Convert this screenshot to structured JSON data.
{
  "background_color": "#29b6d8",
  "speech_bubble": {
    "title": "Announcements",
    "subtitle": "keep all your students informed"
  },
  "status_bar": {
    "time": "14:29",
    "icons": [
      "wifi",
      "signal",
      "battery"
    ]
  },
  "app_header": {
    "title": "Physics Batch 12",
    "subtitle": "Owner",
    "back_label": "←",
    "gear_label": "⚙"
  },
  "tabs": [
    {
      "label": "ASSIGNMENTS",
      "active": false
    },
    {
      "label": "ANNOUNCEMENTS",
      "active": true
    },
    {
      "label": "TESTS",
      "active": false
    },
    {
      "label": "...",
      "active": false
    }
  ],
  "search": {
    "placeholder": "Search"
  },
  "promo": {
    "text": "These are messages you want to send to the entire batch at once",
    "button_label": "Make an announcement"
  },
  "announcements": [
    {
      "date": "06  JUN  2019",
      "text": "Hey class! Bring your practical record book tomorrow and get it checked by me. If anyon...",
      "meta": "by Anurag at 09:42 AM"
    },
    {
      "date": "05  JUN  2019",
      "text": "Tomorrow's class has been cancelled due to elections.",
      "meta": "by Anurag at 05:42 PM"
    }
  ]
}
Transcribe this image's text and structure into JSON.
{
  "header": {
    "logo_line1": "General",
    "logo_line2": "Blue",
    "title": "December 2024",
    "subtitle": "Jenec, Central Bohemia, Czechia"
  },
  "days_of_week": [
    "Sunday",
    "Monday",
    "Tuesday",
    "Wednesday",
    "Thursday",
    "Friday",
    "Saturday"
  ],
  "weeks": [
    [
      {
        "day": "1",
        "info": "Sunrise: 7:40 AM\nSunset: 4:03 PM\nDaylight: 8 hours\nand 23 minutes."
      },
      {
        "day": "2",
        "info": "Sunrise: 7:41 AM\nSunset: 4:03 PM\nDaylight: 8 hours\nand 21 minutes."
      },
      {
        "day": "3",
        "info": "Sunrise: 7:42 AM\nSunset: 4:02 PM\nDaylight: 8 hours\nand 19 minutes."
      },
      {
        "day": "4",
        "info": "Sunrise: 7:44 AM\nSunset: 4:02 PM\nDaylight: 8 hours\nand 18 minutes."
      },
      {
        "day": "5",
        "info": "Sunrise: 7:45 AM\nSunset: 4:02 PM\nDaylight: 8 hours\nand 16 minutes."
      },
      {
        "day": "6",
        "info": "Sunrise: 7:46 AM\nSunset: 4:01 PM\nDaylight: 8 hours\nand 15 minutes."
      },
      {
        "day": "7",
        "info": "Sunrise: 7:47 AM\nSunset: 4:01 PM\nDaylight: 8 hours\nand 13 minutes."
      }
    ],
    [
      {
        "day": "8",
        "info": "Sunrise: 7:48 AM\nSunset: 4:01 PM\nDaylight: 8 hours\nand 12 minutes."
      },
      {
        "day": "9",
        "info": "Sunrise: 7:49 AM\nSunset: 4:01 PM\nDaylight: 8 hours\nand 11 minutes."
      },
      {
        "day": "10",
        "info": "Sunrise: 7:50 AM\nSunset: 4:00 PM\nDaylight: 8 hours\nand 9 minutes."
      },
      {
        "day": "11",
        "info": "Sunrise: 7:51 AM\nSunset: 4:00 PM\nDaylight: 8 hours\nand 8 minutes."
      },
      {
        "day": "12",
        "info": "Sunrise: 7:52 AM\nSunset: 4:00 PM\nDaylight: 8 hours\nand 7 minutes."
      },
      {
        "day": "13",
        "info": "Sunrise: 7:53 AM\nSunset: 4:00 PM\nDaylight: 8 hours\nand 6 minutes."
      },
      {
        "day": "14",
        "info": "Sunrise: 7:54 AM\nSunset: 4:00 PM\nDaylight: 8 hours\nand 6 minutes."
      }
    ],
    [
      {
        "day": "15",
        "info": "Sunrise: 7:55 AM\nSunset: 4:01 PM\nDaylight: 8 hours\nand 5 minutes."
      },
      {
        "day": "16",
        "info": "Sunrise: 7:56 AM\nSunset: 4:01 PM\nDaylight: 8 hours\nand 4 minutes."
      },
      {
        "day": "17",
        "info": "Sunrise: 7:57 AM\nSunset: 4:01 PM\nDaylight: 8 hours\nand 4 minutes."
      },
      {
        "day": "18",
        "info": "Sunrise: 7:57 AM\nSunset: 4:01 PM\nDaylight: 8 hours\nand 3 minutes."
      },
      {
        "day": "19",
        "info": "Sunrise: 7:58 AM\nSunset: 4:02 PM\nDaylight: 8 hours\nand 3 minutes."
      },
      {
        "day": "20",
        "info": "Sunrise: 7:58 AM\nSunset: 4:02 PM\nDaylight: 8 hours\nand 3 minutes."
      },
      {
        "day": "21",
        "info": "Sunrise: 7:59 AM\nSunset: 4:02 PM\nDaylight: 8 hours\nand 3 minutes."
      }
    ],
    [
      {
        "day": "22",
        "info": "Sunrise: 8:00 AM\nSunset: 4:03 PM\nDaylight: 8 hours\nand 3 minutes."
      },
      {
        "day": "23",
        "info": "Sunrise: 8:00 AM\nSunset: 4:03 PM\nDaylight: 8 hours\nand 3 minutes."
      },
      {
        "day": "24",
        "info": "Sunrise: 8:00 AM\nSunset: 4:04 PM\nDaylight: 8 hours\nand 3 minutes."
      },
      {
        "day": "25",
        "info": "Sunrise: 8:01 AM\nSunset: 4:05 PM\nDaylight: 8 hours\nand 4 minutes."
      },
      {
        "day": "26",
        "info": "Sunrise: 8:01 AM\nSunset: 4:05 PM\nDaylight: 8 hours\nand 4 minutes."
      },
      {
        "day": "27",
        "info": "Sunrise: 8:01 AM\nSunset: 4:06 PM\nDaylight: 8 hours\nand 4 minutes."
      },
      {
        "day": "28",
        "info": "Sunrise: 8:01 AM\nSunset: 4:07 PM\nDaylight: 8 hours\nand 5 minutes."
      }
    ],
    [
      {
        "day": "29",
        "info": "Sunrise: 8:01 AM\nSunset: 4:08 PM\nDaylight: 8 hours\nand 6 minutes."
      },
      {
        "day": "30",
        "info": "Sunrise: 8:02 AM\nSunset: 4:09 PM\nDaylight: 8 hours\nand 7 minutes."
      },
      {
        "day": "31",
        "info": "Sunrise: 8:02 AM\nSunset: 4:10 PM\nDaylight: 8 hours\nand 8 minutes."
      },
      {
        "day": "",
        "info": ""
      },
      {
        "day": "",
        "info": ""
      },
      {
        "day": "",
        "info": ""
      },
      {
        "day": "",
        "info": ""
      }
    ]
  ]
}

***

Set exercise: Return all of the data exactly as it reads.

Response to this task:
Convert this screenshot to structured JSON data.
{
  "background_color": "#29b6d8",
  "speech_bubble": {
    "title": "Announcements",
    "subtitle": "keep all your students informed"
  },
  "status_bar": {
    "time": "14:29",
    "icons": [
      "wifi",
      "signal",
      "battery"
    ]
  },
  "app_header": {
    "title": "Physics Batch 12",
    "subtitle": "Owner",
    "back_label": "←",
    "gear_label": "⚙"
  },
  "tabs": [
    {
      "label": "ASSIGNMENTS",
      "active": false
    },
    {
      "label": "ANNOUNCEMENTS",
      "active": true
    },
    {
      "label": "TESTS",
      "active": false
    },
    {
      "label": "...",
      "active": false
    }
  ],
  "search": {
    "placeholder": "Search"
  },
  "promo": {
    "text": "These are messages you want to send to the entire batch at once",
    "button_label": "Make an announcement"
  },
  "announcements": [
    {
      "date": "06  JUN  2019",
      "text": "Hey class! Bring your practical record book tomorrow and get it checked by me. If anyon...",
      "meta": "by Anurag at 09:42 AM"
    },
    {
      "date": "05  JUN  2019",
      "text": "Tomorrow's class has been cancelled due to elections.",
      "meta": "by Anurag at 05:42 PM"
    }
  ]
}
Transcribe this image's text and structure into JSON.
{
  "header": {
    "logo_line1": "General",
    "logo_line2": "Blue",
    "title": "December 2024",
    "subtitle": "Jenec, Central Bohemia, Czechia"
  },
  "days_of_week": [
    "Sunday",
    "Monday",
    "Tuesday",
    "Wednesday",
    "Thursday",
    "Friday",
    "Saturday"
  ],
  "weeks": [
    [
      {
        "day": "1",
        "info": "Sunrise: 7:40 AM\nSunset: 4:03 PM\nDaylight: 8 hours\nand 23 minutes."
      },
      {
        "day": "2",
        "info": "Sunrise: 7:41 AM\nSunset: 4:03 PM\nDaylight: 8 hours\nand 21 minutes."
      },
      {
        "day": "3",
        "info": "Sunrise: 7:42 AM\nSunset: 4:02 PM\nDaylight: 8 hours\nand 19 minutes."
      },
      {
        "day": "4",
        "info": "Sunrise: 7:44 AM\nSunset: 4:02 PM\nDaylight: 8 hours\nand 18 minutes."
      },
      {
        "day": "5",
        "info": "Sunrise: 7:45 AM\nSunset: 4:02 PM\nDaylight: 8 hours\nand 16 minutes."
      },
      {
        "day": "6",
        "info": "Sunrise: 7:46 AM\nSunset: 4:01 PM\nDaylight: 8 hours\nand 15 minutes."
      },
      {
        "day": "7",
        "info": "Sunrise: 7:47 AM\nSunset: 4:01 PM\nDaylight: 8 hours\nand 13 minutes."
      }
    ],
    [
      {
        "day": "8",
        "info": "Sunrise: 7:48 AM\nSunset: 4:01 PM\nDaylight: 8 hours\nand 12 minutes."
      },
      {
        "day": "9",
        "info": "Sunrise: 7:49 AM\nSunset: 4:01 PM\nDaylight: 8 hours\nand 11 minutes."
      },
      {
        "day": "10",
        "info": "Sunrise: 7:50 AM\nSunset: 4:00 PM\nDaylight: 8 hours\nand 9 minutes."
      },
      {
        "day": "11",
        "info": "Sunrise: 7:51 AM\nSunset: 4:00 PM\nDaylight: 8 hours\nand 8 minutes."
      },
      {
        "day": "12",
        "info": "Sunrise: 7:52 AM\nSunset: 4:00 PM\nDaylight: 8 hours\nand 7 minutes."
      },
      {
        "day": "13",
        "info": "Sunrise: 7:53 AM\nSunset: 4:00 PM\nDaylight: 8 hours\nand 6 minutes."
      },
      {
        "day": "14",
        "info": "Sunrise: 7:54 AM\nSunset: 4:00 PM\nDaylight: 8 hours\nand 6 minutes."
      }
    ],
    [
      {
        "day": "15",
        "info": "Sunrise: 7:55 AM\nSunset: 4:01 PM\nDaylight: 8 hours\nand 5 minutes."
      },
      {
        "day": "16",
        "info": "Sunrise: 7:56 AM\nSunset: 4:01 PM\nDaylight: 8 hours\nand 4 minutes."
      },
      {
        "day": "17",
        "info": "Sunrise: 7:57 AM\nSunset: 4:01 PM\nDaylight: 8 hours\nand 4 minutes."
      },
      {
        "day": "18",
        "info": "Sunrise: 7:57 AM\nSunset: 4:01 PM\nDaylight: 8 hours\nand 3 minutes."
      },
      {
        "day": "19",
        "info": "Sunrise: 7:58 AM\nSunset: 4:02 PM\nDaylight: 8 hours\nand 3 minutes."
      },
      {
        "day": "20",
        "info": "Sunrise: 7:58 AM\nSunset: 4:02 PM\nDaylight: 8 hours\nand 3 minutes."
      },
      {
        "day": "21",
        "info": "Sunrise: 7:59 AM\nSunset: 4:02 PM\nDaylight: 8 hours\nand 3 minutes."
      }
    ],
    [
      {
        "day": "22",
        "info": "Sunrise: 8:00 AM\nSunset: 4:03 PM\nDaylight: 8 hours\nand 3 minutes."
      },
      {
        "day": "23",
        "info": "Sunrise: 8:00 AM\nSunset: 4:03 PM\nDaylight: 8 hours\nand 3 minutes."
      },
      {
        "day": "24",
        "info": "Sunrise: 8:00 AM\nSunset: 4:04 PM\nDaylight: 8 hours\nand 3 minutes."
      },
      {
        "day": "25",
        "info": "Sunrise: 8:01 AM\nSunset: 4:05 PM\nDaylight: 8 hours\nand 4 minutes."
      },
      {
        "day": "26",
        "info": "Sunrise: 8:01 AM\nSunset: 4:05 PM\nDaylight: 8 hours\nand 4 minutes."
      },
      {
        "day": "27",
        "info": "Sunrise: 8:01 AM\nSunset: 4:06 PM\nDaylight: 8 hours\nand 4 minutes."
      },
      {
        "day": "28",
        "info": "Sunrise: 8:01 AM\nSunset: 4:07 PM\nDaylight: 8 hours\nand 5 minutes."
      }
    ],
    [
      {
        "day": "29",
        "info": "Sunrise: 8:01 AM\nSunset: 4:08 PM\nDaylight: 8 hours\nand 6 minutes."
      },
      {
        "day": "30",
        "info": "Sunrise: 8:02 AM\nSunset: 4:09 PM\nDaylight: 8 hours\nand 7 minutes."
      },
      {
        "day": "31",
        "info": "Sunrise: 8:02 AM\nSunset: 4:10 PM\nDaylight: 8 hours\nand 8 minutes."
      },
      {
        "day": "",
        "info": ""
      },
      {
        "day": "",
        "info": ""
      },
      {
        "day": "",
        "info": ""
      },
      {
        "day": "",
        "info": ""
      }
    ]
  ]
}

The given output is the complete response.